> [Problem requirements]: Extract all lines that hold "sidebar" from the records below.
## BEGIN Information provided
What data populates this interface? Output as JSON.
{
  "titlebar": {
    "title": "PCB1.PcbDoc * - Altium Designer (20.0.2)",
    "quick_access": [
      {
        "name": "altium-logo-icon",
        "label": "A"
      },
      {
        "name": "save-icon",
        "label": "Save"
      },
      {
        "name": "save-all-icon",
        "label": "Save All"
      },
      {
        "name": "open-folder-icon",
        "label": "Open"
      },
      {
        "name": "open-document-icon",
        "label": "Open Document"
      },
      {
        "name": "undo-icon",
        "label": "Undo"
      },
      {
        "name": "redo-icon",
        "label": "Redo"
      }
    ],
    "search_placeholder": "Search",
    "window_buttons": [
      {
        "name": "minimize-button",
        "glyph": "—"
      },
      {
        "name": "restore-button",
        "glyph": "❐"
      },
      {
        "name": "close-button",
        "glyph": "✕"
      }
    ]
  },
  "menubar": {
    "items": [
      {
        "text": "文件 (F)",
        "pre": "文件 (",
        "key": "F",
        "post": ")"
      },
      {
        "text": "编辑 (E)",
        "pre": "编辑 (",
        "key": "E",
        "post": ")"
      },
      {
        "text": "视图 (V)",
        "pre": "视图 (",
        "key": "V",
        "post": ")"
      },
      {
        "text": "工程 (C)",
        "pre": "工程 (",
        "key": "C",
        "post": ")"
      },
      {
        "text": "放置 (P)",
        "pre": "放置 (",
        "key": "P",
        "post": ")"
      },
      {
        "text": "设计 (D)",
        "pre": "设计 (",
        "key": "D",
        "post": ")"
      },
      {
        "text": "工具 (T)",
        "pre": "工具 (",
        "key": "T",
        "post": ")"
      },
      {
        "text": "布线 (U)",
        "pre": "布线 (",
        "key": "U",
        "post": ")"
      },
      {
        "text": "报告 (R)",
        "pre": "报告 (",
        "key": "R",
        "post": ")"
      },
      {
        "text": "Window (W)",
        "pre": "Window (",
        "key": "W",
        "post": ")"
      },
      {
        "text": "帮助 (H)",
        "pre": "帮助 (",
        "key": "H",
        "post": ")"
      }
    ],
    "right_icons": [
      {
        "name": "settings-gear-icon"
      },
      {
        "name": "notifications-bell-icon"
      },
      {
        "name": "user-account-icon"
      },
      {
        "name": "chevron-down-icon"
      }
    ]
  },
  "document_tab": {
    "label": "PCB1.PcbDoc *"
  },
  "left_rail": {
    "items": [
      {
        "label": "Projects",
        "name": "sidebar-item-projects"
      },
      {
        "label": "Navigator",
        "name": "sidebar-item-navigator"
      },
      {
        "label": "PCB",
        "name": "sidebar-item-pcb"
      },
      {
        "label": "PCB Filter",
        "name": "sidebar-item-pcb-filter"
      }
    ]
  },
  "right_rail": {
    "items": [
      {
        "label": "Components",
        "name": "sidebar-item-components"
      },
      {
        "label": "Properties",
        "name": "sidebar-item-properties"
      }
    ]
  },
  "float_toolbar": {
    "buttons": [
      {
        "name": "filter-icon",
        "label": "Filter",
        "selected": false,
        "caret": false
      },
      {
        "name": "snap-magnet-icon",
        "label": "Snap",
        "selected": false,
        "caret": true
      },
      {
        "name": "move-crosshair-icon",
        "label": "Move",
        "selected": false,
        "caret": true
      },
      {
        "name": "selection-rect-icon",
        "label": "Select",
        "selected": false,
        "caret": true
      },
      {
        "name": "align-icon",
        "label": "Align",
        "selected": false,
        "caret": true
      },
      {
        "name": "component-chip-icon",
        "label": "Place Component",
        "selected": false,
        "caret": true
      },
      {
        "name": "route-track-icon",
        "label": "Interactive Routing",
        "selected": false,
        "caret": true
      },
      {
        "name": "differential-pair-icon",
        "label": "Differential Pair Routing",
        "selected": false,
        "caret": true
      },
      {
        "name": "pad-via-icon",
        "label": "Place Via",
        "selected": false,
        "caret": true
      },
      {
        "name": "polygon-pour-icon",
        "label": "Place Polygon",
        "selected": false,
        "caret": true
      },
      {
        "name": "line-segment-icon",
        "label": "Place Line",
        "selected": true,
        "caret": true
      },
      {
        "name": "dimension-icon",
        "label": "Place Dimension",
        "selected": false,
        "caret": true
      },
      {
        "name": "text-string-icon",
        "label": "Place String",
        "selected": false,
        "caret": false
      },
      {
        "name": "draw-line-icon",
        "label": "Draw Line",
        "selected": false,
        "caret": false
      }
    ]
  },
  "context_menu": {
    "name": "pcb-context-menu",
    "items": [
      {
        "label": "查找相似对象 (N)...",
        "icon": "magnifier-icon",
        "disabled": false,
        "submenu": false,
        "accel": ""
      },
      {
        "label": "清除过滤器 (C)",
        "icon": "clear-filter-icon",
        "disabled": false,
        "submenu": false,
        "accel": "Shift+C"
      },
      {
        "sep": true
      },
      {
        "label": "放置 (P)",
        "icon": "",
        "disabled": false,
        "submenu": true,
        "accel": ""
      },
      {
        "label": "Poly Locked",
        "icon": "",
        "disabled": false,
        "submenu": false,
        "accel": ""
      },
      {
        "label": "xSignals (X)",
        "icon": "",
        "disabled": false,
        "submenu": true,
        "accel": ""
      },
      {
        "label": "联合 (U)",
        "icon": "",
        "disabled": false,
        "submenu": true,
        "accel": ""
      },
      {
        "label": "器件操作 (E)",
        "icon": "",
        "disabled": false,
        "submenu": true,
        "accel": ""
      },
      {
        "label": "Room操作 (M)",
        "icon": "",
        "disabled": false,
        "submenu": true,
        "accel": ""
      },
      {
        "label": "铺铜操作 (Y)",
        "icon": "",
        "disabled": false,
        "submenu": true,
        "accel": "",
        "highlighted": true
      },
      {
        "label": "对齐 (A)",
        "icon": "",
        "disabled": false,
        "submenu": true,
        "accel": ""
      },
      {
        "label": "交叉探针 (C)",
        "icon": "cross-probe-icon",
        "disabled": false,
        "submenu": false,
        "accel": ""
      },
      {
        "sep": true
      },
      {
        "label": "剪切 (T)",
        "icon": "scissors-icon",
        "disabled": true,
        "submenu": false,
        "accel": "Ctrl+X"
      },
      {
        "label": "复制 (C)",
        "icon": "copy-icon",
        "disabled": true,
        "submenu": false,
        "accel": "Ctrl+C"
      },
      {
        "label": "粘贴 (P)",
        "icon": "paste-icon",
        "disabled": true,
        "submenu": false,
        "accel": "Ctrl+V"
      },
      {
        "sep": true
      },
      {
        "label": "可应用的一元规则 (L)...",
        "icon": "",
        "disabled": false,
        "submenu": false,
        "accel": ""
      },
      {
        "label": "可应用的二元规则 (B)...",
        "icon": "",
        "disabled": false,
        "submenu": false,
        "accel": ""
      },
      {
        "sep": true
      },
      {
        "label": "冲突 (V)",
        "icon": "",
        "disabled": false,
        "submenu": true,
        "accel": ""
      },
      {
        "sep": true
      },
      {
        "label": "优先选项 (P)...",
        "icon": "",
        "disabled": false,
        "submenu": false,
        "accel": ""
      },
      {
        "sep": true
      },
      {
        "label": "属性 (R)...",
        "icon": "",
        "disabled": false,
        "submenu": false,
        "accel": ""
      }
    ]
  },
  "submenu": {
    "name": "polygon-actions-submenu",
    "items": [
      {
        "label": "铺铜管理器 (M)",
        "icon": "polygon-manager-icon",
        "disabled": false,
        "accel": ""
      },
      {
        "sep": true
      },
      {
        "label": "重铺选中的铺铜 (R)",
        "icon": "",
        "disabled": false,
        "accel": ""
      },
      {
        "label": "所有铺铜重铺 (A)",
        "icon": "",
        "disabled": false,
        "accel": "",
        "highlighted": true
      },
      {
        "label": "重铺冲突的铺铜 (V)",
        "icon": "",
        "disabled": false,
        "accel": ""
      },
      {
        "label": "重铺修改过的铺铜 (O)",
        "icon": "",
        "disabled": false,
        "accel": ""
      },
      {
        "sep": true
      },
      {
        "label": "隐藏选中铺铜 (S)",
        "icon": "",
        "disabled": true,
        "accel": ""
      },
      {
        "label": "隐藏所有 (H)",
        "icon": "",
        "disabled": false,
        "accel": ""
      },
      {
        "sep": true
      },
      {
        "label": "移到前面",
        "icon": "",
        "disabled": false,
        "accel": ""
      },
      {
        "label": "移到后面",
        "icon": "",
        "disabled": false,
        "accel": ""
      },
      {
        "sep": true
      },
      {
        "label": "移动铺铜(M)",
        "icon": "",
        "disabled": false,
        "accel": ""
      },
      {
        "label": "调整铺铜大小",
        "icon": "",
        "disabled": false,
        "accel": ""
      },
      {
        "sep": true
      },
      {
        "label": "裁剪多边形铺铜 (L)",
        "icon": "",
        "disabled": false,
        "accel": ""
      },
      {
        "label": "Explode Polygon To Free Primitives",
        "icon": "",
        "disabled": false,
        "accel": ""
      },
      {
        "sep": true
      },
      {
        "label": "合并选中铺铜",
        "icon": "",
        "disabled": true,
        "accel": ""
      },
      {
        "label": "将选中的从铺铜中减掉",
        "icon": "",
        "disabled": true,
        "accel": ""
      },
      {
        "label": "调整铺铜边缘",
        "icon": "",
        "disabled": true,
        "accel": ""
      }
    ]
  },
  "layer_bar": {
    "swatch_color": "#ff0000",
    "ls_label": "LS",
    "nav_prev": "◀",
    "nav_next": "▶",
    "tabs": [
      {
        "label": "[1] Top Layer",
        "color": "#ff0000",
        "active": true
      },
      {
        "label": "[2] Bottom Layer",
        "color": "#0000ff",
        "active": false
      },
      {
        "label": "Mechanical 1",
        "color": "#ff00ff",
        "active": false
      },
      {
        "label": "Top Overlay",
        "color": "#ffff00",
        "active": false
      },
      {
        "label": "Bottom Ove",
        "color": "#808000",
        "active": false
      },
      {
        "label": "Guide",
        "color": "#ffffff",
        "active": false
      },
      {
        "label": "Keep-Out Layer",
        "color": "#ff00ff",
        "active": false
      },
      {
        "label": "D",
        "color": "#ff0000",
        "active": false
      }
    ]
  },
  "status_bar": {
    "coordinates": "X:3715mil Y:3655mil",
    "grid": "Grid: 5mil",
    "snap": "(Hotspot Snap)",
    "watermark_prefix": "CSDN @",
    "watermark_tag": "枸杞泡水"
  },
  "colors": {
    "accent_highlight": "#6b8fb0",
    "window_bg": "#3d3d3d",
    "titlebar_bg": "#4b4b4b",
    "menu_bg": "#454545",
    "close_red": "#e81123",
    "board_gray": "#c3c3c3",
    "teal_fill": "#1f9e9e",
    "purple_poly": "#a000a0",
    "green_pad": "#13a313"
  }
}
## END Information provided
> [Response below]:
        "name": "sidebar-item-projects"
        "name": "sidebar-item-navigator"
        "name": "sidebar-item-pcb"
        "name": "sidebar-item-pcb-filter"
        "name": "sidebar-item-components"
        "name": "sidebar-item-properties"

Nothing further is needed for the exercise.